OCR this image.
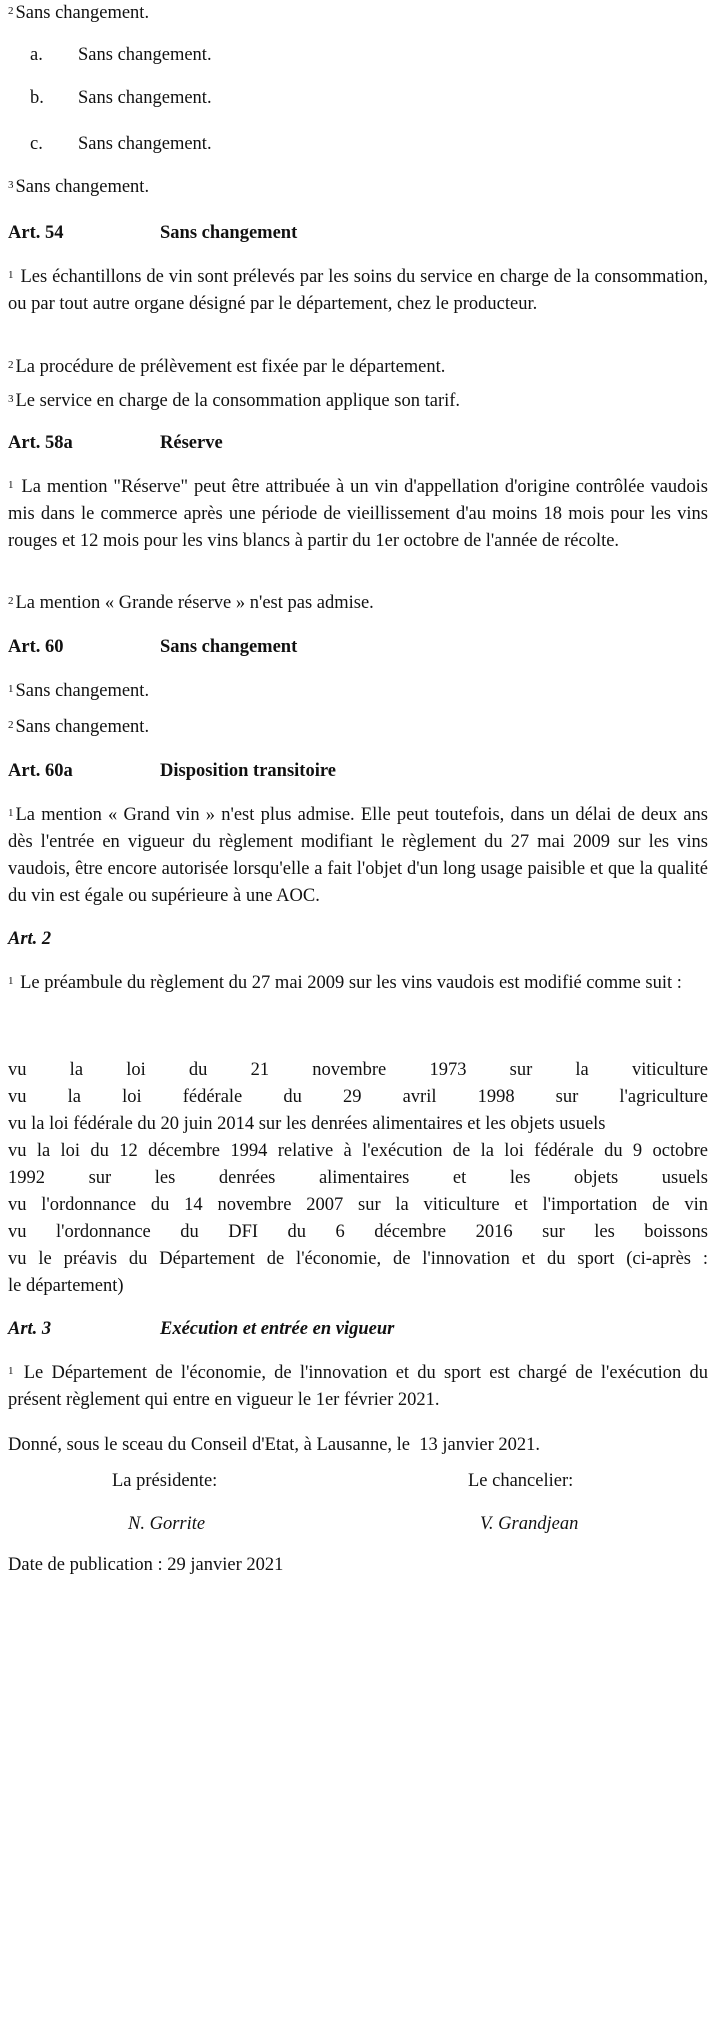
$^2$ Sans changement.
a. Sans changement.
b. Sans changement.
c. Sans changement.
$^3$ Sans changement.
Art. 54	Sans changement
$^1$ Les échantillons de vin sont prélevés par les soins du service en charge de la consommation, ou par tout autre organe désigné par le département, chez le producteur.
$^2$ La procédure de prélèvement est fixée par le département.
$^3$ Le service en charge de la consommation applique son tarif.
Art. 58a	Réserve
$^1$ La mention "Réserve" peut être attribuée à un vin d'appellation d'origine contrôlée vaudois mis dans le commerce après une période de vieillissement d'au moins 18 mois pour les vins rouges et 12 mois pour les vins blancs à partir du 1er octobre de l'année de récolte.
$^2$ La mention « Grande réserve » n'est pas admise.
Art. 60	Sans changement
$^1$ Sans changement.
$^2$ Sans changement.
Art. 60a	Disposition transitoire
$^1$ La mention « Grand vin » n'est plus admise. Elle peut toutefois, dans un délai de deux ans dès l'entrée en vigueur du règlement modifiant le règlement du 27 mai 2009 sur les vins vaudois, être encore autorisée lorsqu'elle a fait l'objet d'un long usage paisible et que la qualité du vin est égale ou supérieure à une AOC.
Art. 2
$^1$ Le préambule du règlement du 27 mai 2009 sur les vins vaudois est modifié comme suit :
vu la loi du 21 novembre 1973 sur la viticulture
vu la loi fédérale du 29 avril 1998 sur l'agriculture
vu la loi fédérale du 20 juin 2014 sur les denrées alimentaires et les objets usuels
vu la loi du 12 décembre 1994 relative à l'exécution de la loi fédérale du 9 octobre
1992 sur les denrées alimentaires et les objets usuels
vu l'ordonnance du 14 novembre 2007 sur la viticulture et l'importation de vin
vu l'ordonnance du DFI du 6 décembre 2016 sur les boissons
vu le préavis du Département de l'économie, de l'innovation et du sport (ci-après :
le département)
Art. 3	Exécution et entrée en vigueur
$^1$ Le Département de l'économie, de l'innovation et du sport est chargé de l'exécution du présent règlement qui entre en vigueur le 1er février 2021.
Donné, sous le sceau du Conseil d'Etat, à Lausanne, le  13 janvier 2021.
La présidente:	Le chancelier:
N. Gorrite	V. Grandjean
Date de publication : 29 janvier 2021
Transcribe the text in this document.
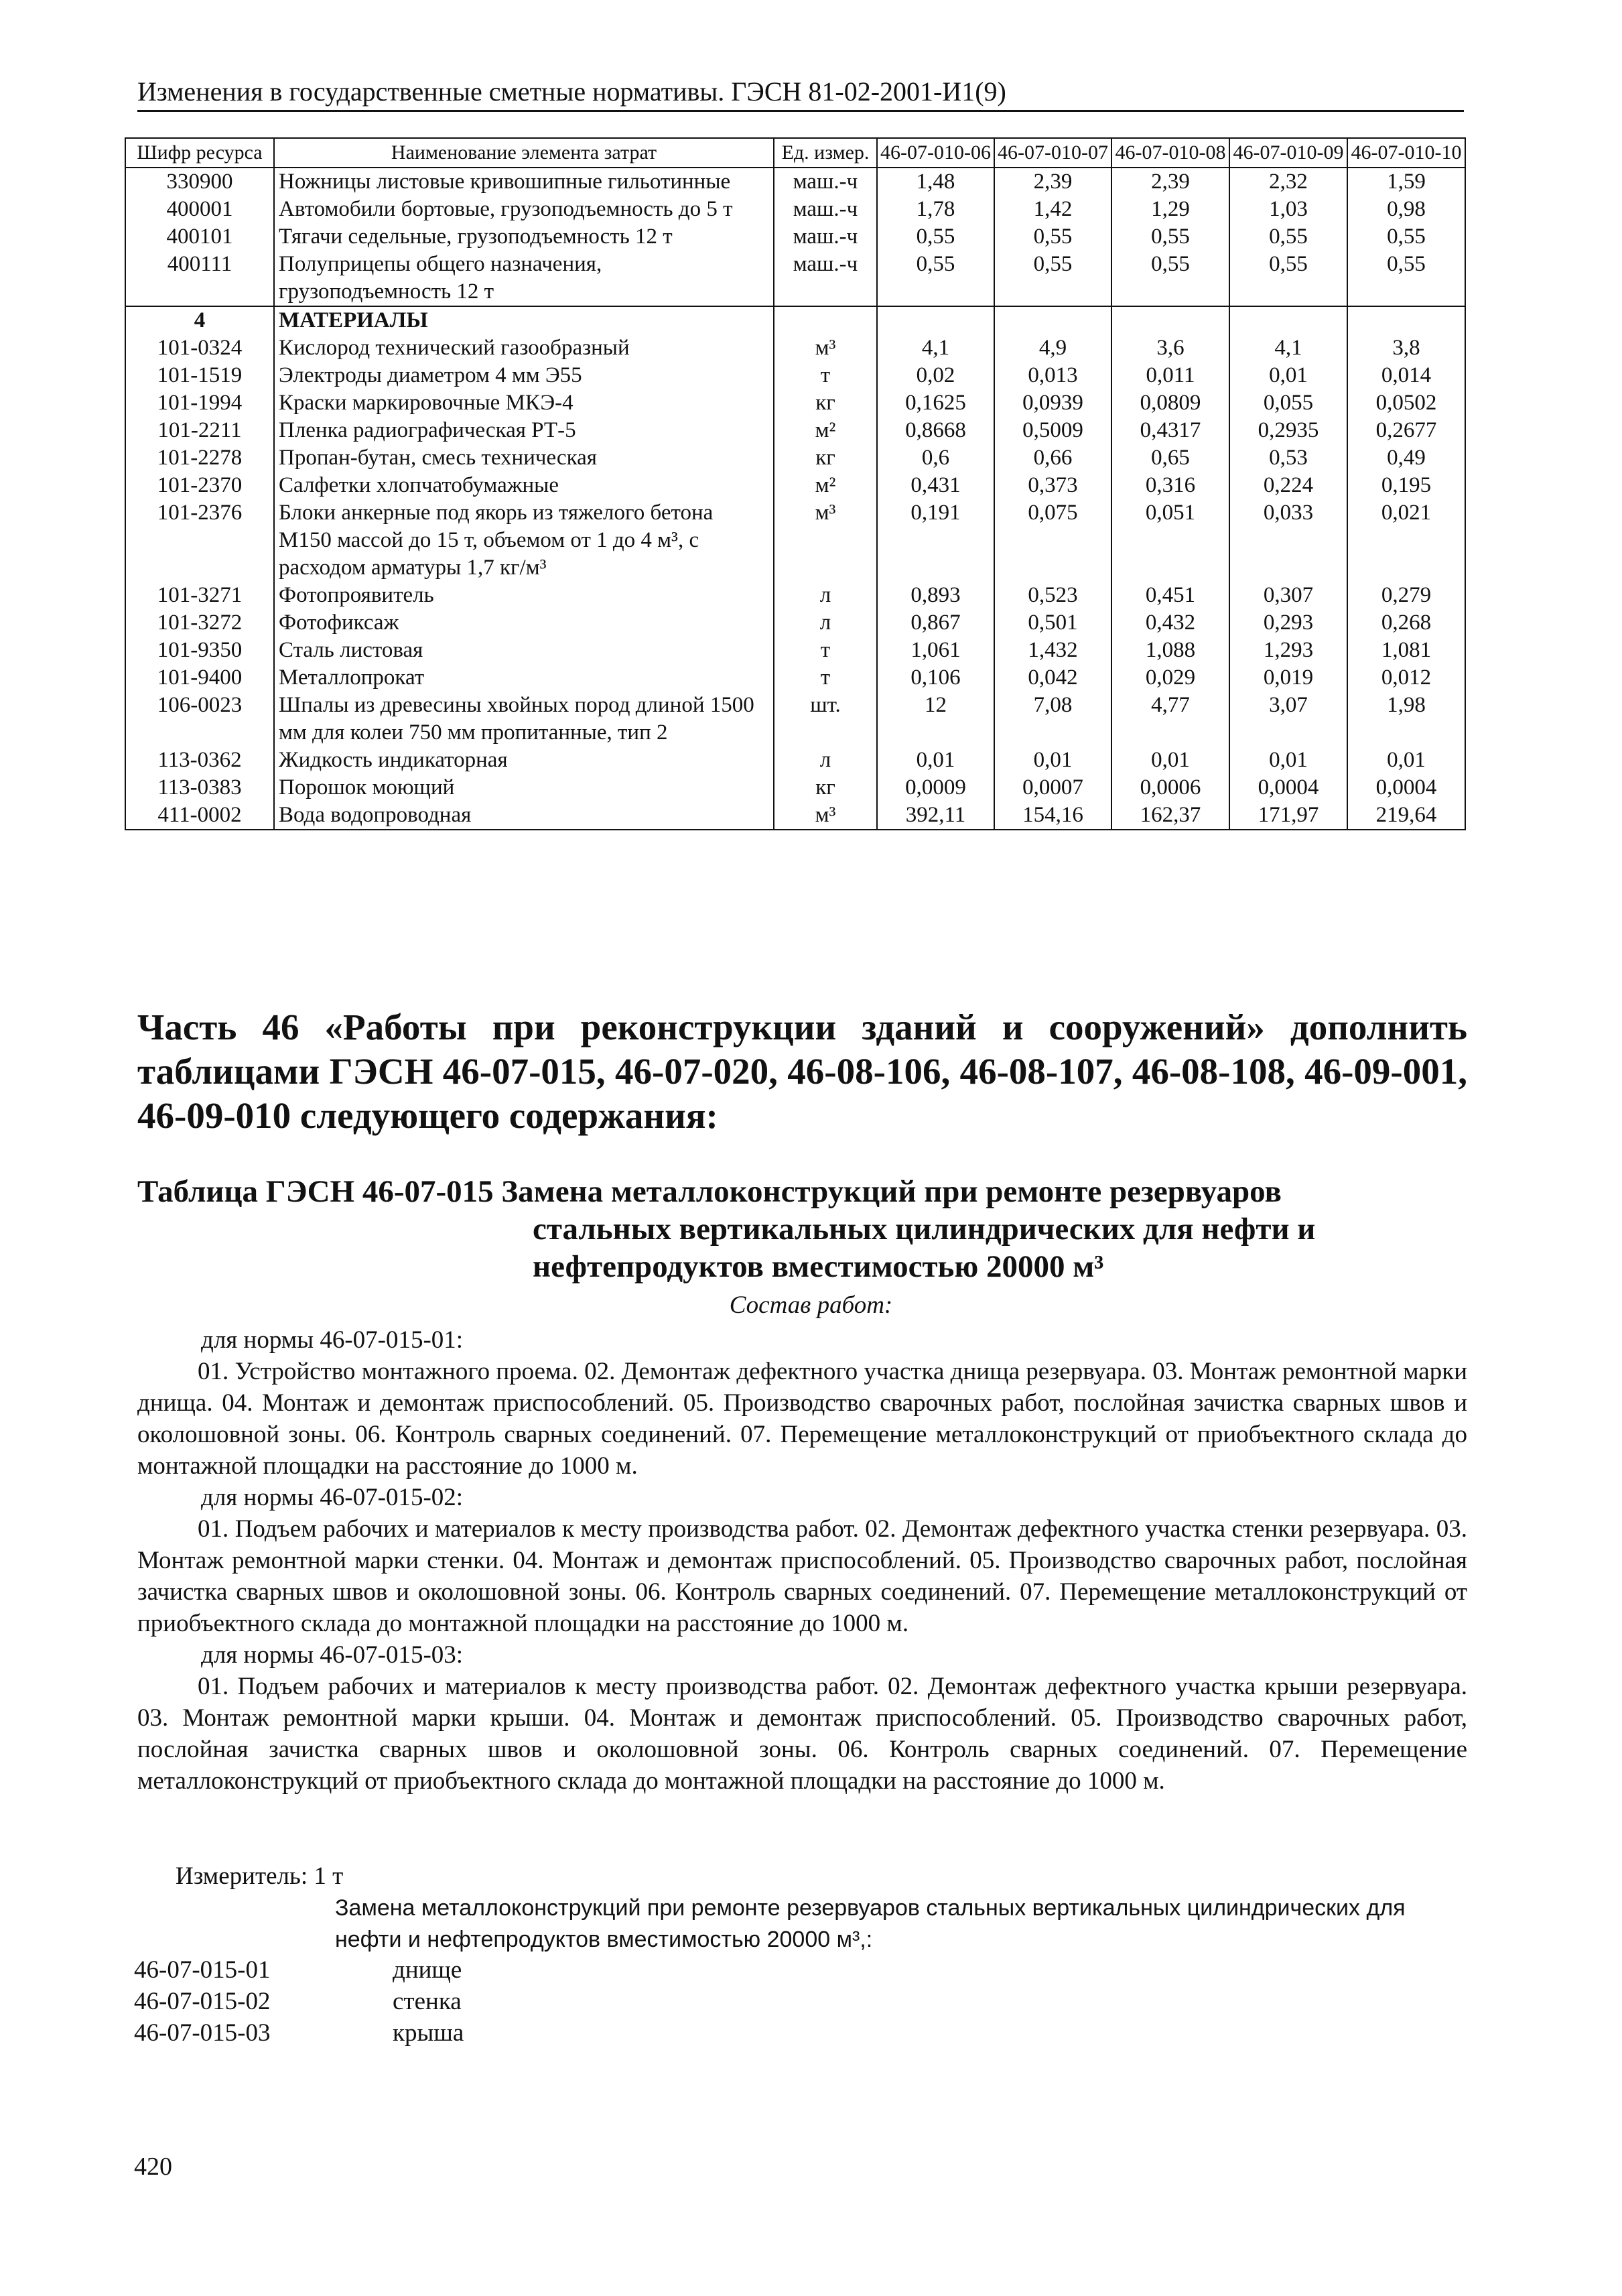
Изменения в государственные сметные нормативы. ГЭСН 81-02-2001-И1(9)
Шифр ресурса	Наименование элемента затрат	Ед. измер.	46-07-010-06	46-07-010-07	46-07-010-08	46-07-010-09	46-07-010-10
330900	Ножницы листовые кривошипные гильотинные	маш.-ч	1,48	2,39	2,39	2,32	1,59
400001	Автомобили бортовые, грузоподъемность до 5 т	маш.-ч	1,78	1,42	1,29	1,03	0,98
400101	Тягачи седельные, грузоподъемность 12 т	маш.-ч	0,55	0,55	0,55	0,55	0,55
400111	Полуприцепы общего назначения, грузоподъемность 12 т	маш.-ч	0,55	0,55	0,55	0,55	0,55
4	МАТЕРИАЛЫ						
101-0324	Кислород технический газообразный	м³	4,1	4,9	3,6	4,1	3,8
101-1519	Электроды диаметром 4 мм Э55	т	0,02	0,013	0,011	0,01	0,014
101-1994	Краски маркировочные МКЭ-4	кг	0,1625	0,0939	0,0809	0,055	0,0502
101-2211	Пленка радиографическая РТ-5	м²	0,8668	0,5009	0,4317	0,2935	0,2677
101-2278	Пропан-бутан, смесь техническая	кг	0,6	0,66	0,65	0,53	0,49
101-2370	Салфетки хлопчатобумажные	м²	0,431	0,373	0,316	0,224	0,195
101-2376	Блоки анкерные под якорь из тяжелого бетона М150 массой до 15 т, объемом от 1 до 4 м³, с расходом арматуры 1,7 кг/м³	м³	0,191	0,075	0,051	0,033	0,021
101-3271	Фотопроявитель	л	0,893	0,523	0,451	0,307	0,279
101-3272	Фотофиксаж	л	0,867	0,501	0,432	0,293	0,268
101-9350	Сталь листовая	т	1,061	1,432	1,088	1,293	1,081
101-9400	Металлопрокат	т	0,106	0,042	0,029	0,019	0,012
106-0023	Шпалы из древесины хвойных пород длиной 1500 мм для колеи 750 мм пропитанные, тип 2	шт.	12	7,08	4,77	3,07	1,98
113-0362	Жидкость индикаторная	л	0,01	0,01	0,01	0,01	0,01
113-0383	Порошок моющий	кг	0,0009	0,0007	0,0006	0,0004	0,0004
411-0002	Вода водопроводная	м³	392,11	154,16	162,37	171,97	219,64
Часть 46 «Работы при реконструкции зданий и сооружений» дополнить таблицами ГЭСН 46-07-015, 46-07-020, 46-08-106, 46-08-107, 46-08-108, 46-09-001, 46-09-010 следующего содержания:
Таблица ГЭСН 46-07-015 Замена металлоконструкций при ремонте резервуаров
стальных вертикальных цилиндрических для нефти и
нефтепродуктов вместимостью 20000 м³
Состав работ:
для нормы 46-07-015-01:
01. Устройство монтажного проема. 02. Демонтаж дефектного участка днища резервуара. 03. Монтаж ремонтной марки днища. 04. Монтаж и демонтаж приспособлений. 05. Производство сварочных работ, послойная зачистка сварных швов и околошовной зоны. 06. Контроль сварных соединений. 07. Перемещение металлоконструкций от приобъектного склада до монтажной площадки на расстояние до 1000 м.
для нормы 46-07-015-02:
01. Подъем рабочих и материалов к месту производства работ. 02. Демонтаж дефектного участка стенки резервуара. 03. Монтаж ремонтной марки стенки. 04. Монтаж и демонтаж приспособлений. 05. Производство сварочных работ, послойная зачистка сварных швов и околошовной зоны. 06. Контроль сварных соединений. 07. Перемещение металлоконструкций от приобъектного склада до монтажной площадки на расстояние до 1000 м.
для нормы 46-07-015-03:
01. Подъем рабочих и материалов к месту производства работ. 02. Демонтаж дефектного участка крыши резервуара. 03. Монтаж ремонтной марки крыши. 04. Монтаж и демонтаж приспособлений. 05. Производство сварочных работ, послойная зачистка сварных швов и околошовной зоны. 06. Контроль сварных соединений. 07. Перемещение металлоконструкций от приобъектного склада до монтажной площадки на расстояние до 1000 м.
Измеритель: 1 т
Замена металлоконструкций при ремонте резервуаров стальных вертикальных цилиндрических для нефти и нефтепродуктов вместимостью 20000 м³,:
46-07-015-01	днище
46-07-015-02	стенка
46-07-015-03	крыша
420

◆ WHAT THIS TASK INVOLVES:
Search the entries for "admise" and copy out each line that has it.

◆ RESULT:
$^2$ La mention « Grande réserve » n'est pas admise.
$^1$ La mention « Grand vin » n'est plus admise. Elle peut toutefois, dans un délai de deux ans dès l'entrée en vigueur du règlement modifiant le règlement du 27 mai 2009 sur les vins vaudois, être encore autorisée lorsqu'elle a fait l'objet d'un long usage paisible et que la qualité du vin est égale ou supérieure à une AOC.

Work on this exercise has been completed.